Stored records
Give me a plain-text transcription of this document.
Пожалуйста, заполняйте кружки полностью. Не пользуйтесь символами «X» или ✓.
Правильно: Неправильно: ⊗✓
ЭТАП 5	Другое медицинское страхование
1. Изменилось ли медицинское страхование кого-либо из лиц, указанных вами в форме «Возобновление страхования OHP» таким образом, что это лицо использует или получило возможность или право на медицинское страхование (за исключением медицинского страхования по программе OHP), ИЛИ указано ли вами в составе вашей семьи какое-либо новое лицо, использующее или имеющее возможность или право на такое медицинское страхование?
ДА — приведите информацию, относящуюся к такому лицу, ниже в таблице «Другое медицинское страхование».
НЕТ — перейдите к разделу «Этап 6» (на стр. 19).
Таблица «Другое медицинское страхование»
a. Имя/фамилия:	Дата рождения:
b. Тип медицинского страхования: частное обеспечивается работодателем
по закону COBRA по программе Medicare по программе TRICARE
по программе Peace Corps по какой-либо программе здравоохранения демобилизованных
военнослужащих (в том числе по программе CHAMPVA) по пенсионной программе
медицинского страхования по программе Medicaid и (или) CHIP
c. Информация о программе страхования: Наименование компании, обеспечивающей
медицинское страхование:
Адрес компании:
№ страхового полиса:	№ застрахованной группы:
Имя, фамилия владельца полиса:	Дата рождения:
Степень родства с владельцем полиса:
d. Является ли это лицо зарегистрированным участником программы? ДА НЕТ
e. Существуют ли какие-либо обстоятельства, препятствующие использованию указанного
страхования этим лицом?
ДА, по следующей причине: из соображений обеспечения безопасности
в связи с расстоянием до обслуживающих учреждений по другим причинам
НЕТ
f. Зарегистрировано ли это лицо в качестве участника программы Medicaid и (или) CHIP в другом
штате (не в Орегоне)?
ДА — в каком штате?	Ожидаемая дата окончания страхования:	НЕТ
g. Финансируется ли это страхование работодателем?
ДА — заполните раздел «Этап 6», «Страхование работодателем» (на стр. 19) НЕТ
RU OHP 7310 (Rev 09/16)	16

**Given exercise**: Reproduce the material exactly, with every line intact.

**The solution**:
Give me a plain-text transcription of this document.
Пожалуйста, заполняйте кружки полностью. Не пользуйтесь символами «X» или ✓.
Правильно: Неправильно: ⊗✓
ЭТАП 5	Другое медицинское страхование
1. Изменилось ли медицинское страхование кого-либо из лиц, указанных вами в форме «Возобновление страхования OHP» таким образом, что это лицо использует или получило возможность или право на медицинское страхование (за исключением медицинского страхования по программе OHP), ИЛИ указано ли вами в составе вашей семьи какое-либо новое лицо, использующее или имеющее возможность или право на такое медицинское страхование?
ДА — приведите информацию, относящуюся к такому лицу, ниже в таблице «Другое медицинское страхование».
НЕТ — перейдите к разделу «Этап 6» (на стр. 19).
Таблица «Другое медицинское страхование»
a. Имя/фамилия:	Дата рождения:
b. Тип медицинского страхования: частное обеспечивается работодателем
по закону COBRA по программе Medicare по программе TRICARE
по программе Peace Corps по какой-либо программе здравоохранения демобилизованных
военнослужащих (в том числе по программе CHAMPVA) по пенсионной программе
медицинского страхования по программе Medicaid и (или) CHIP
c. Информация о программе страхования: Наименование компании, обеспечивающей
медицинское страхование:
Адрес компании:
№ страхового полиса:	№ застрахованной группы:
Имя, фамилия владельца полиса:	Дата рождения:
Степень родства с владельцем полиса:
d. Является ли это лицо зарегистрированным участником программы? ДА НЕТ
e. Существуют ли какие-либо обстоятельства, препятствующие использованию указанного
страхования этим лицом?
ДА, по следующей причине: из соображений обеспечения безопасности
в связи с расстоянием до обслуживающих учреждений по другим причинам
НЕТ
f. Зарегистрировано ли это лицо в качестве участника программы Medicaid и (или) CHIP в другом
штате (не в Орегоне)?
ДА — в каком штате?	Ожидаемая дата окончания страхования:	НЕТ
g. Финансируется ли это страхование работодателем?
ДА — заполните раздел «Этап 6», «Страхование работодателем» (на стр. 19) НЕТ
RU OHP 7310 (Rev 09/16)	16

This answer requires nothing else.